• **What is expected**
Return the count of lines that mention "title", with no other words.

• **Available records**
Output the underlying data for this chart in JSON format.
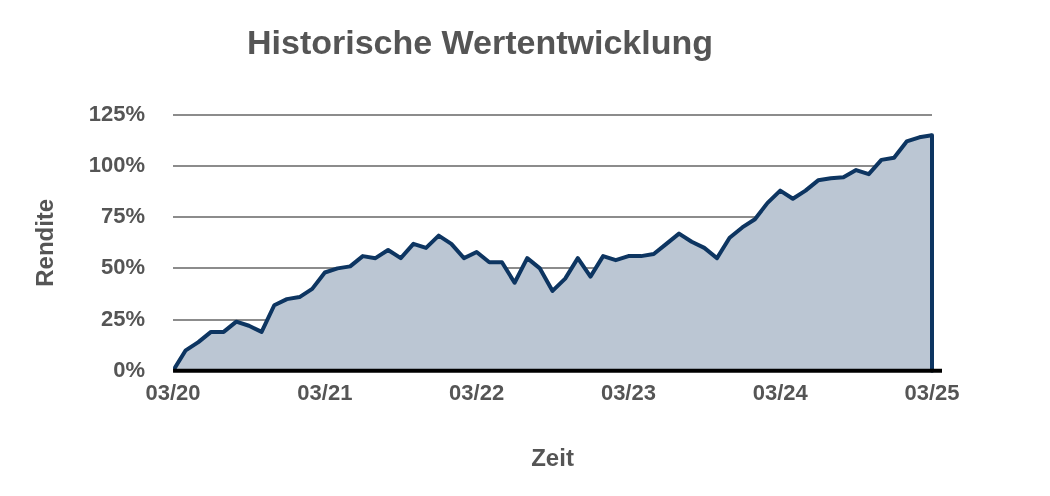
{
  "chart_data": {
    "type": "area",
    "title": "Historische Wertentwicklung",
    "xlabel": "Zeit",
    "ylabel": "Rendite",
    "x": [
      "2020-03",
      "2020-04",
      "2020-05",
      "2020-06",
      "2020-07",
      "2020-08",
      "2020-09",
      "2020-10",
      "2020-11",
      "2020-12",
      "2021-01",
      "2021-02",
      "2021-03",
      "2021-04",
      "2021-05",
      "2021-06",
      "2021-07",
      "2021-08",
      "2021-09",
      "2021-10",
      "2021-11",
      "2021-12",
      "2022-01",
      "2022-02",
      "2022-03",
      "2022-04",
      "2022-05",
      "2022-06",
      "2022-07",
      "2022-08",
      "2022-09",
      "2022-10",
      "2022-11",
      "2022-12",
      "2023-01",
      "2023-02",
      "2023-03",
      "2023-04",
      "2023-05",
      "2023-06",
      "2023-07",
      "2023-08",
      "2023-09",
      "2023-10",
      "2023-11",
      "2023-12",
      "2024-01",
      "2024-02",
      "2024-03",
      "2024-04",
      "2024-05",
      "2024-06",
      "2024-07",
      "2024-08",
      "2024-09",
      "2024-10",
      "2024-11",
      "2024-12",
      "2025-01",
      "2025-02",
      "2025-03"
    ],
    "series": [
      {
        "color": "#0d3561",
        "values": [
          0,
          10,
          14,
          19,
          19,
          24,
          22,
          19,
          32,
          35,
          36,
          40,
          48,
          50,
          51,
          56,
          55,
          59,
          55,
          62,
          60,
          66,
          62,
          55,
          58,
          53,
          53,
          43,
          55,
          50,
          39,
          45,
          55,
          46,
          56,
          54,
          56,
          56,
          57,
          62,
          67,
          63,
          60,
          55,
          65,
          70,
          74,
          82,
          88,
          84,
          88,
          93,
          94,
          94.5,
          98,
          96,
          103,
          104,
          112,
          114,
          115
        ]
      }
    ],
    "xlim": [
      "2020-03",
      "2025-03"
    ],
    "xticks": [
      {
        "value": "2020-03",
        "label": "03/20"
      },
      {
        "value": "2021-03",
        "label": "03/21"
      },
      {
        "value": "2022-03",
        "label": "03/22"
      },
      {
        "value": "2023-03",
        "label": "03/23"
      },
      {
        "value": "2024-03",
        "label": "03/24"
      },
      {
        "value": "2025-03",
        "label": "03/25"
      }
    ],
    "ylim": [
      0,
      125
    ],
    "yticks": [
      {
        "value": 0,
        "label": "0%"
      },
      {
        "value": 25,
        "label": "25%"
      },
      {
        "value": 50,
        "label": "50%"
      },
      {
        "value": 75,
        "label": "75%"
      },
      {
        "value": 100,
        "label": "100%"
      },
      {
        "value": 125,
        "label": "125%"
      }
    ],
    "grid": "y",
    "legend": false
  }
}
==
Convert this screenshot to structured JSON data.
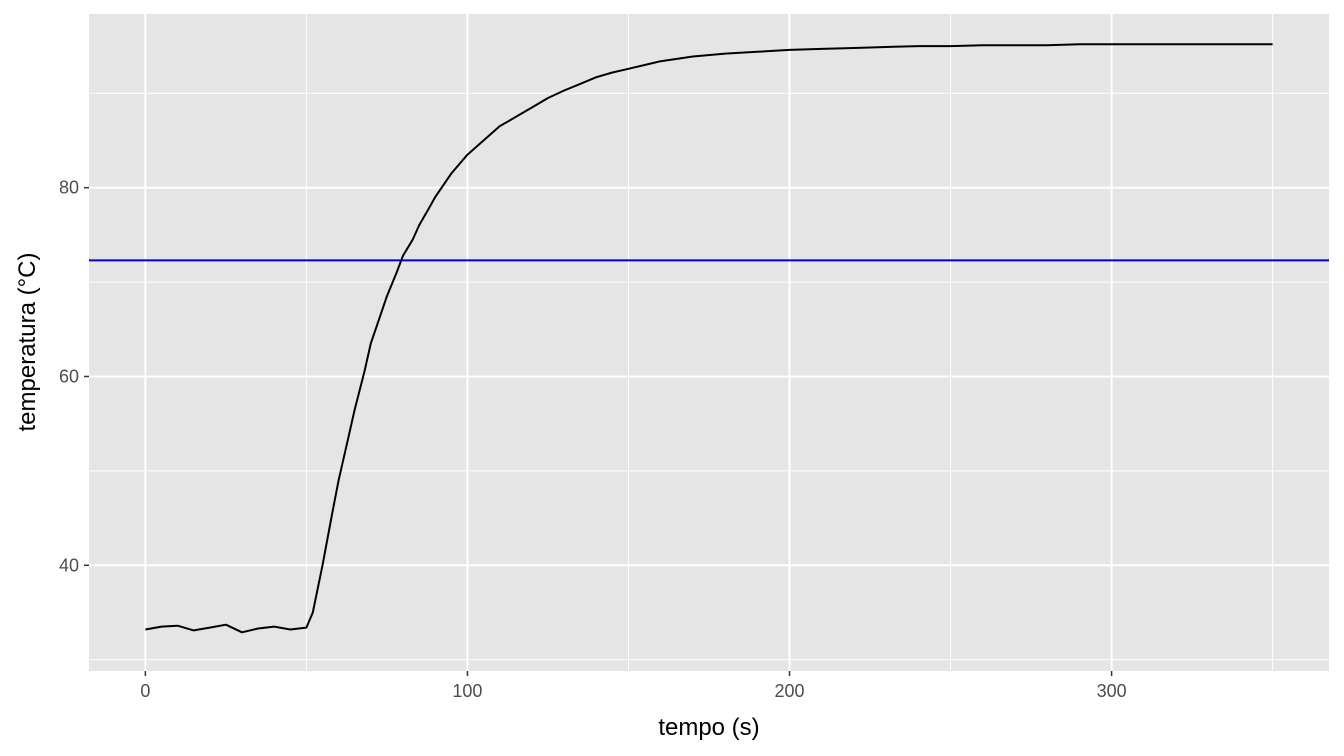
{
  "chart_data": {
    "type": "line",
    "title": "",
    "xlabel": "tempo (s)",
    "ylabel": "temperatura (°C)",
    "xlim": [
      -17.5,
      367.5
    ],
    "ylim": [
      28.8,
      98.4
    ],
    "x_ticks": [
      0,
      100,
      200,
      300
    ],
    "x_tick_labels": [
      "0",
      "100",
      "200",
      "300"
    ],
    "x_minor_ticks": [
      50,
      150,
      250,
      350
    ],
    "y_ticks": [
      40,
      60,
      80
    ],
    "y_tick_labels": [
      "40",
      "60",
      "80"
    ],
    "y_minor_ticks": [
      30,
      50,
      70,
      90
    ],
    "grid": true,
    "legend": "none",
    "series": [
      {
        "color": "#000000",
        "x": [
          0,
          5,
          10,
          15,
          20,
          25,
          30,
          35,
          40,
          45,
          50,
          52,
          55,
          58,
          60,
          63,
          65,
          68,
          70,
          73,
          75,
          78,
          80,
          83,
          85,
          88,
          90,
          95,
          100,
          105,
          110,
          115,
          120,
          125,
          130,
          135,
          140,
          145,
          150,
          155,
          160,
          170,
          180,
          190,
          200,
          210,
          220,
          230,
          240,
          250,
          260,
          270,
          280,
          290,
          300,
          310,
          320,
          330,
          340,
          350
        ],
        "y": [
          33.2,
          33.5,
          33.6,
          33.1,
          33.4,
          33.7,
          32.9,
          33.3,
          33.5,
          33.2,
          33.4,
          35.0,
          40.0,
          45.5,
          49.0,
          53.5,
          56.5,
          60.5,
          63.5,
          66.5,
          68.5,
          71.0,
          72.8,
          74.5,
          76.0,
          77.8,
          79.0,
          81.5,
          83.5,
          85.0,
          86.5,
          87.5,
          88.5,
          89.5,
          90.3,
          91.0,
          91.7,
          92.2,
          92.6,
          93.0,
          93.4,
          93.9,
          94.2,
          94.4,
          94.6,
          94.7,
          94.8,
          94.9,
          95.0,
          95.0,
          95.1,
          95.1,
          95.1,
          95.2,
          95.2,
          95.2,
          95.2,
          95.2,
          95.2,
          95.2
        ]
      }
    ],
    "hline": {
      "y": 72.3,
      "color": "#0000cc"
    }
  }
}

• **Response**
2